**TASK DIRECTIONS:**
Output the entries below exactly as written, omitting pictures.

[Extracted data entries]
------------------------------------------------

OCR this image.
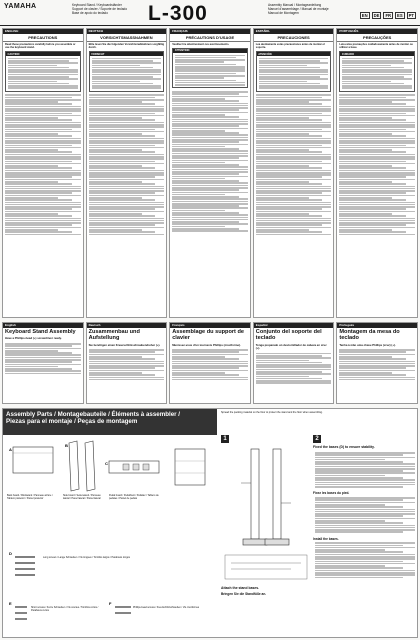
YAMAHA	Keyboard Stand / Keyboardständer
Support de clavier / Soporte de teclado
Base de apoio do teclado	L-300	Assembly Manual / Montageanleitung
Manuel d'assemblage / Manual de montaje
Manual de Montagem	EN	DE	FR	ES	PT
ENGLISH
PRECAUTIONS
Read these precautions carefully before you assemble or use the keyboard stand.
CAUTION
DEUTSCH
VORSICHTSMASSNAHMEN
Bitte lesen Sie die folgenden Vorsichtsmaßnahmen sorgfältig durch.
VORSICHT
FRANÇAIS
PRÉCAUTIONS D'USAGE
Veuillez lire attentivement ces avertissements.
ATTENTION
ESPAÑOL
PRECAUCIONES
Lea atentamente estas precauciones antes de montar el soporte.
ATENCIÓN
PORTUGUÊS
PRECAUÇÕES
Leia estas precauções cuidadosamente antes de montar ou utilizar a base.
CUIDADO
English
Keyboard Stand Assembly
Have a Phillips-head (+) screwdriver ready.
Deutsch
Zusammenbau und Aufstellung
Sie benötigen einen Kreuzschlitzschraubendreher (+).
Français
Assemblage du support de clavier
Munissez-vous d'un tournevis Phillips (cruciforme).
Español
Conjunto del soporte del teclado
Tenga preparado un destornillador de cabeza en cruz (+).
Português
Montagem da mesa do teclado
Tenha à mão uma chave Phillips (cruz) (+).
Assembly Parts / Montagebauteile / Éléments à assembler /
Piezas para el montaje / Peças de montagem
A
B
C
D
E	F
Back board / Rückwand / Panneau arrière / Tablero posterior / Painel posterior
Side board / Seitenwand / Panneau latéral / Panel lateral / Painel lateral
Pedal board / Pedalbrett / Pédalier / Tablero de pedales / Painel de pedais
Long screws / Lange Schrauben / Vis longues / Tornillos largos / Parafusos longos
Short screws / Kurze Schrauben / Vis courtes / Tornillos cortos / Parafusos curtos
Phillips-head screws / Kreuzschlitzschrauben / Vis cruciformes
Spread the packing material on the floor to protect the stand and the floor when assembling.
1
Attach the stand bases.
Bringen Sie die Standfüße an.
2
Fixed the bases (D) to ensure stability.
Fixez les bases du pied.
Install the bases.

------------------------------------------------

**RESPONSE TO THIS EXERCISE:**
OCR this image.
YAMAHA	Keyboard Stand / Keyboardständer
Support de clavier / Soporte de teclado
Base de apoio do teclado	L-300	Assembly Manual / Montageanleitung
Manuel d'assemblage / Manual de montaje
Manual de Montagem	EN	DE	FR	ES	PT
ENGLISH
PRECAUTIONS
Read these precautions carefully before you assemble or use the keyboard stand.
CAUTION
DEUTSCH
VORSICHTSMASSNAHMEN
Bitte lesen Sie die folgenden Vorsichtsmaßnahmen sorgfältig durch.
VORSICHT
FRANÇAIS
PRÉCAUTIONS D'USAGE
Veuillez lire attentivement ces avertissements.
ATTENTION
ESPAÑOL
PRECAUCIONES
Lea atentamente estas precauciones antes de montar el soporte.
ATENCIÓN
PORTUGUÊS
PRECAUÇÕES
Leia estas precauções cuidadosamente antes de montar ou utilizar a base.
CUIDADO
English
Keyboard Stand Assembly
Have a Phillips-head (+) screwdriver ready.
Deutsch
Zusammenbau und Aufstellung
Sie benötigen einen Kreuzschlitzschraubendreher (+).
Français
Assemblage du support de clavier
Munissez-vous d'un tournevis Phillips (cruciforme).
Español
Conjunto del soporte del teclado
Tenga preparado un destornillador de cabeza en cruz (+).
Português
Montagem da mesa do teclado
Tenha à mão uma chave Phillips (cruz) (+).
Assembly Parts / Montagebauteile / Éléments à assembler /
Piezas para el montaje / Peças de montagem
A
B
C
D
E	F
Back board / Rückwand / Panneau arrière / Tablero posterior / Painel posterior
Side board / Seitenwand / Panneau latéral / Panel lateral / Painel lateral
Pedal board / Pedalbrett / Pédalier / Tablero de pedales / Painel de pedais
Long screws / Lange Schrauben / Vis longues / Tornillos largos / Parafusos longos
Short screws / Kurze Schrauben / Vis courtes / Tornillos cortos / Parafusos curtos
Phillips-head screws / Kreuzschlitzschrauben / Vis cruciformes
Spread the packing material on the floor to protect the stand and the floor when assembling.
1
Attach the stand bases.
Bringen Sie die Standfüße an.
2
Fixed the bases (D) to ensure stability.
Fixez les bases du pied.
Install the bases.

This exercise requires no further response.